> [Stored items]
┌──

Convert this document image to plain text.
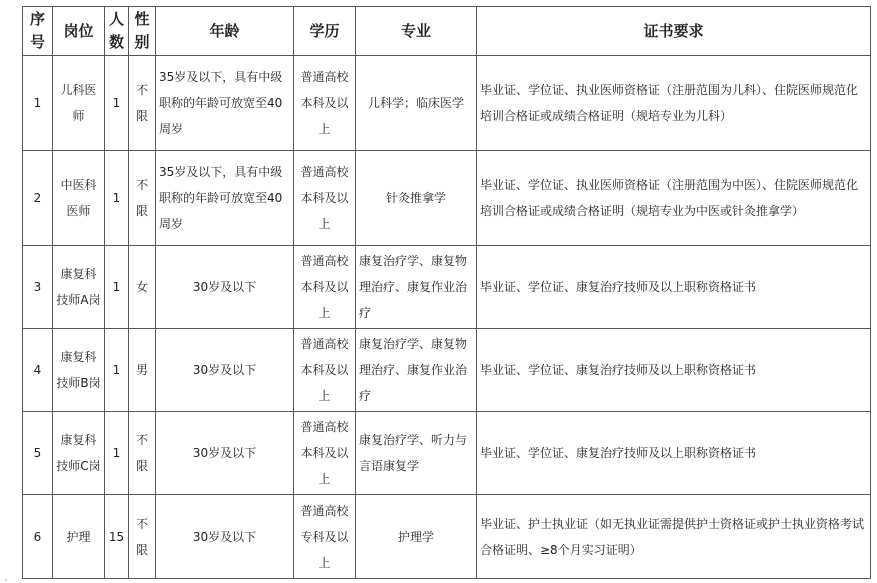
序号	岗位	人数	性别	年龄	学历	专业	证书要求
1	儿科医师	1	不限	35岁及以下，具有中级职称的年龄可放宽至40周岁	普通高校本科及以上	儿科学；临床医学	毕业证、学位证、执业医师资格证（注册范围为儿科）、住院医师规范化培训合格证或成绩合格证明（规培专业为儿科）
2	中医科医师	1	不限	35岁及以下，具有中级职称的年龄可放宽至40周岁	普通高校本科及以上	针灸推拿学	毕业证、学位证、执业医师资格证（注册范围为中医）、住院医师规范化培训合格证或成绩合格证明（规培专业为中医或针灸推拿学）
3	康复科技师A岗	1	女	30岁及以下	普通高校本科及以上	康复治疗学、康复物理治疗、康复作业治疗	毕业证、学位证、康复治疗技师及以上职称资格证书
4	康复科技师B岗	1	男	30岁及以下	普通高校本科及以上	康复治疗学、康复物理治疗、康复作业治疗	毕业证、学位证、康复治疗技师及以上职称资格证书
5	康复科技师C岗	1	不限	30岁及以下	普通高校本科及以上	康复治疗学、听力与言语康复学	毕业证、学位证、康复治疗技师及以上职称资格证书
6	护理	15	不限	30岁及以下	普通高校专科及以上	护理学	毕业证、护士执业证（如无执业证需提供护士资格证或护士执业资格考试合格证明、≥8个月实习证明）
、
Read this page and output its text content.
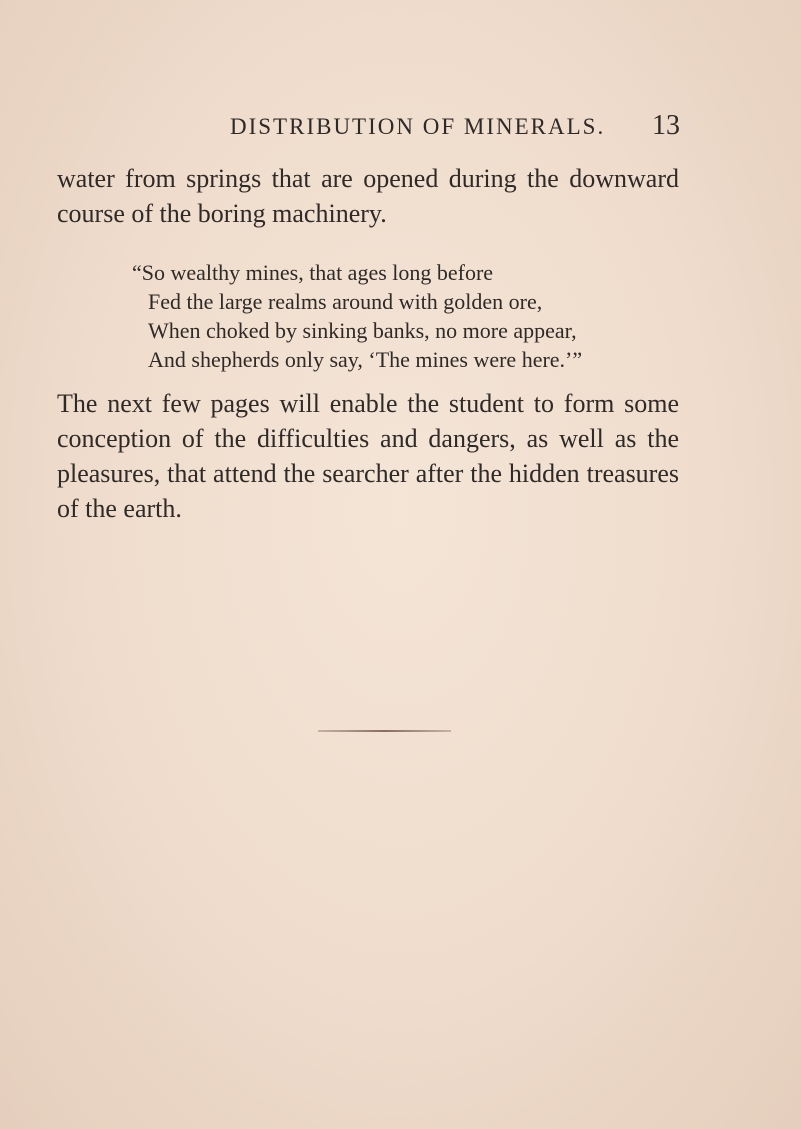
DISTRIBUTION OF MINERALS. 13

water from springs that are opened during the downward course of the boring machinery.

“So wealthy mines, that ages long before
Fed the large realms around with golden ore,
When choked by sinking banks, no more appear,
And shepherds only say, ‘The mines were here.’”

The next few pages will enable the student to form some conception of the difficulties and dangers, as well as the pleasures, that attend the searcher after the hidden treasures of the earth.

└──

> [Requirement]
Print each of the records above exactly as written, leaving no picture in the copy.

> [Response]
Convert this document image to plain text.
序号	岗位	人数	性别	年龄	学历	专业	证书要求
1	儿科医师	1	不限	35岁及以下，具有中级职称的年龄可放宽至40周岁	普通高校本科及以上	儿科学；临床医学	毕业证、学位证、执业医师资格证（注册范围为儿科）、住院医师规范化培训合格证或成绩合格证明（规培专业为儿科）
2	中医科医师	1	不限	35岁及以下，具有中级职称的年龄可放宽至40周岁	普通高校本科及以上	针灸推拿学	毕业证、学位证、执业医师资格证（注册范围为中医）、住院医师规范化培训合格证或成绩合格证明（规培专业为中医或针灸推拿学）
3	康复科技师A岗	1	女	30岁及以下	普通高校本科及以上	康复治疗学、康复物理治疗、康复作业治疗	毕业证、学位证、康复治疗技师及以上职称资格证书
4	康复科技师B岗	1	男	30岁及以下	普通高校本科及以上	康复治疗学、康复物理治疗、康复作业治疗	毕业证、学位证、康复治疗技师及以上职称资格证书
5	康复科技师C岗	1	不限	30岁及以下	普通高校本科及以上	康复治疗学、听力与言语康复学	毕业证、学位证、康复治疗技师及以上职称资格证书
6	护理	15	不限	30岁及以下	普通高校专科及以上	护理学	毕业证、护士执业证（如无执业证需提供护士资格证或护士执业资格考试合格证明、≥8个月实习证明）
、
Read this page and output its text content.
DISTRIBUTION OF MINERALS. 13

water from springs that are opened during the downward course of the boring machinery.

“So wealthy mines, that ages long before
Fed the large realms around with golden ore,
When choked by sinking banks, no more appear,
And shepherds only say, ‘The mines were here.’”

The next few pages will enable the student to form some conception of the difficulties and dangers, as well as the pleasures, that attend the searcher after the hidden treasures of the earth.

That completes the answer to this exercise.